> _TASK PROMPT_: Word for word, print each line of the listing below; pictures stay out.

◆ ◆ ◆ ◆

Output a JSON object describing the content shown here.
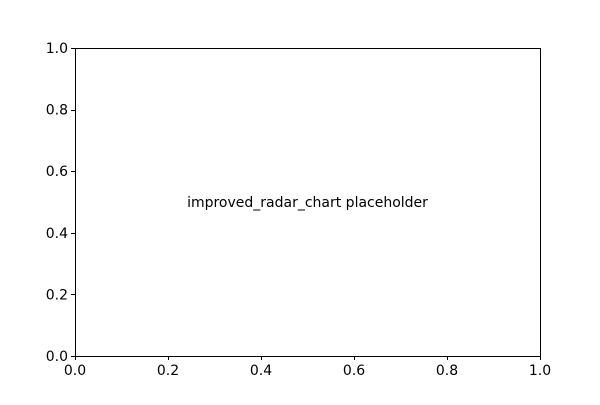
{
  "chart_data": {
    "type": "scatter",
    "title": "",
    "xlabel": "",
    "ylabel": "",
    "xlim": [
      0.0,
      1.0
    ],
    "ylim": [
      0.0,
      1.0
    ],
    "x_ticks": [
      "0.0",
      "0.2",
      "0.4",
      "0.6",
      "0.8",
      "1.0"
    ],
    "y_ticks": [
      "0.0",
      "0.2",
      "0.4",
      "0.6",
      "0.8",
      "1.0"
    ],
    "grid": false,
    "series": [],
    "annotations": [
      {
        "text": "improved_radar_chart placeholder",
        "x": 0.5,
        "y": 0.5
      }
    ]
  }
}
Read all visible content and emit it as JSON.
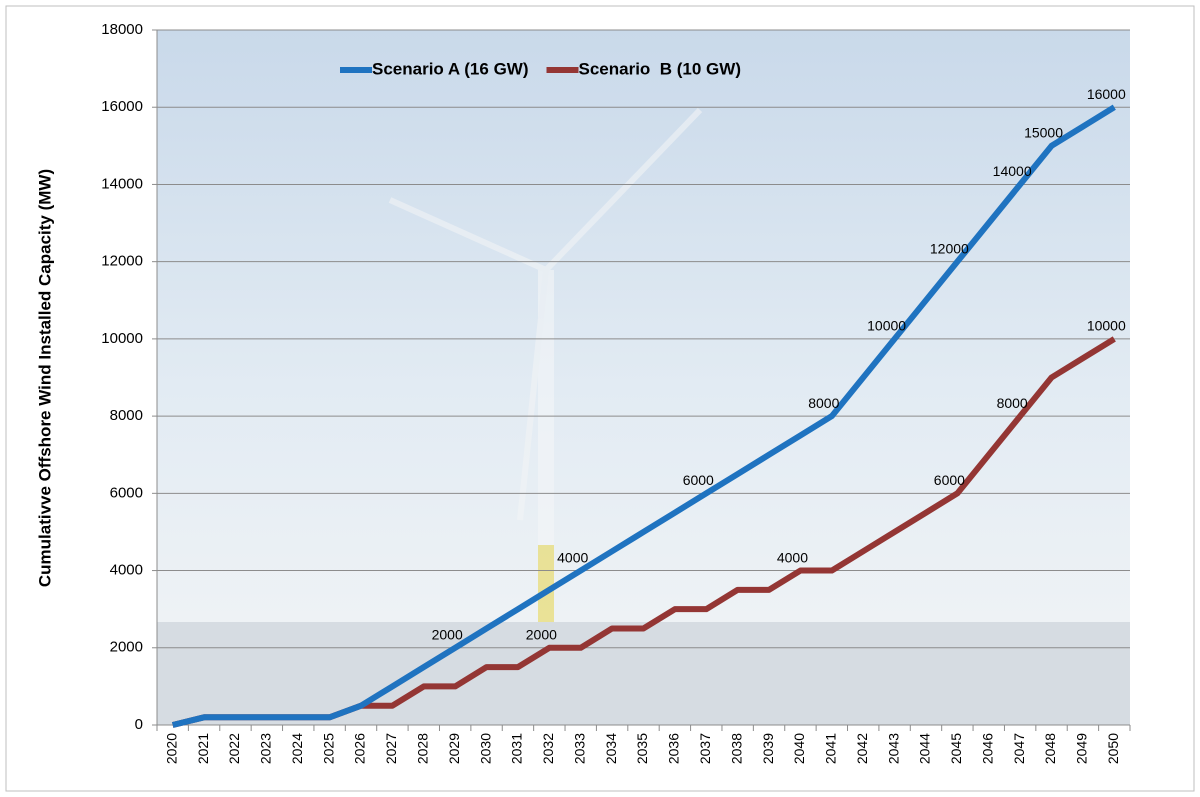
{
  "chart_data": {
    "type": "line",
    "y_axis_label": "Cumulativve Offshore Wind Installed Capacity (MW)",
    "categories": [
      "2020",
      "2021",
      "2022",
      "2023",
      "2024",
      "2025",
      "2026",
      "2027",
      "2028",
      "2029",
      "2030",
      "2031",
      "2032",
      "2033",
      "2034",
      "2035",
      "2036",
      "2037",
      "2038",
      "2039",
      "2040",
      "2041",
      "2042",
      "2043",
      "2044",
      "2045",
      "2046",
      "2047",
      "2048",
      "2049",
      "2050"
    ],
    "series": [
      {
        "name": "Scenario A (16 GW)",
        "color": "#1f73c0",
        "values": [
          0,
          200,
          200,
          200,
          200,
          200,
          500,
          1000,
          1500,
          2000,
          2500,
          3000,
          3500,
          4000,
          4500,
          5000,
          5500,
          6000,
          6500,
          7000,
          7500,
          8000,
          9000,
          10000,
          11000,
          12000,
          13000,
          14000,
          15000,
          15500,
          16000
        ]
      },
      {
        "name": "Scenario  B (10 GW)",
        "color": "#943634",
        "values": [
          0,
          200,
          200,
          200,
          200,
          200,
          500,
          500,
          1000,
          1000,
          1500,
          1500,
          2000,
          2000,
          2500,
          2500,
          3000,
          3000,
          3500,
          3500,
          4000,
          4000,
          4500,
          5000,
          5500,
          6000,
          7000,
          8000,
          9000,
          9500,
          10000
        ]
      }
    ],
    "annotations": [
      {
        "series": 0,
        "value": 2000
      },
      {
        "series": 0,
        "value": 4000
      },
      {
        "series": 0,
        "value": 6000
      },
      {
        "series": 0,
        "value": 8000
      },
      {
        "series": 0,
        "value": 10000
      },
      {
        "series": 0,
        "value": 12000
      },
      {
        "series": 0,
        "value": 14000
      },
      {
        "series": 0,
        "value": 15000
      },
      {
        "series": 0,
        "value": 16000
      },
      {
        "series": 1,
        "value": 2000
      },
      {
        "series": 1,
        "value": 4000
      },
      {
        "series": 1,
        "value": 6000
      },
      {
        "series": 1,
        "value": 8000
      },
      {
        "series": 1,
        "value": 10000
      }
    ],
    "ylim": [
      0,
      18000
    ],
    "yticks": [
      0,
      2000,
      4000,
      6000,
      8000,
      10000,
      12000,
      14000,
      16000,
      18000
    ],
    "grid": true,
    "legend": "top"
  }
}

◆ ◆ ◆ ◆

> _SOLUTION FOR THIS EXERCISE_:
Output a JSON object describing the content shown here.
{
  "chart_data": {
    "type": "scatter",
    "title": "",
    "xlabel": "",
    "ylabel": "",
    "xlim": [
      0.0,
      1.0
    ],
    "ylim": [
      0.0,
      1.0
    ],
    "x_ticks": [
      "0.0",
      "0.2",
      "0.4",
      "0.6",
      "0.8",
      "1.0"
    ],
    "y_ticks": [
      "0.0",
      "0.2",
      "0.4",
      "0.6",
      "0.8",
      "1.0"
    ],
    "grid": false,
    "series": [],
    "annotations": [
      {
        "text": "improved_radar_chart placeholder",
        "x": 0.5,
        "y": 0.5
      }
    ]
  }
}
Read all visible content and emit it as JSON.
{
  "chart_data": {
    "type": "line",
    "y_axis_label": "Cumulativve Offshore Wind Installed Capacity (MW)",
    "categories": [
      "2020",
      "2021",
      "2022",
      "2023",
      "2024",
      "2025",
      "2026",
      "2027",
      "2028",
      "2029",
      "2030",
      "2031",
      "2032",
      "2033",
      "2034",
      "2035",
      "2036",
      "2037",
      "2038",
      "2039",
      "2040",
      "2041",
      "2042",
      "2043",
      "2044",
      "2045",
      "2046",
      "2047",
      "2048",
      "2049",
      "2050"
    ],
    "series": [
      {
        "name": "Scenario A (16 GW)",
        "color": "#1f73c0",
        "values": [
          0,
          200,
          200,
          200,
          200,
          200,
          500,
          1000,
          1500,
          2000,
          2500,
          3000,
          3500,
          4000,
          4500,
          5000,
          5500,
          6000,
          6500,
          7000,
          7500,
          8000,
          9000,
          10000,
          11000,
          12000,
          13000,
          14000,
          15000,
          15500,
          16000
        ]
      },
      {
        "name": "Scenario  B (10 GW)",
        "color": "#943634",
        "values": [
          0,
          200,
          200,
          200,
          200,
          200,
          500,
          500,
          1000,
          1000,
          1500,
          1500,
          2000,
          2000,
          2500,
          2500,
          3000,
          3000,
          3500,
          3500,
          4000,
          4000,
          4500,
          5000,
          5500,
          6000,
          7000,
          8000,
          9000,
          9500,
          10000
        ]
      }
    ],
    "annotations": [
      {
        "series": 0,
        "value": 2000
      },
      {
        "series": 0,
        "value": 4000
      },
      {
        "series": 0,
        "value": 6000
      },
      {
        "series": 0,
        "value": 8000
      },
      {
        "series": 0,
        "value": 10000
      },
      {
        "series": 0,
        "value": 12000
      },
      {
        "series": 0,
        "value": 14000
      },
      {
        "series": 0,
        "value": 15000
      },
      {
        "series": 0,
        "value": 16000
      },
      {
        "series": 1,
        "value": 2000
      },
      {
        "series": 1,
        "value": 4000
      },
      {
        "series": 1,
        "value": 6000
      },
      {
        "series": 1,
        "value": 8000
      },
      {
        "series": 1,
        "value": 10000
      }
    ],
    "ylim": [
      0,
      18000
    ],
    "yticks": [
      0,
      2000,
      4000,
      6000,
      8000,
      10000,
      12000,
      14000,
      16000,
      18000
    ],
    "grid": true,
    "legend": "top"
  }
}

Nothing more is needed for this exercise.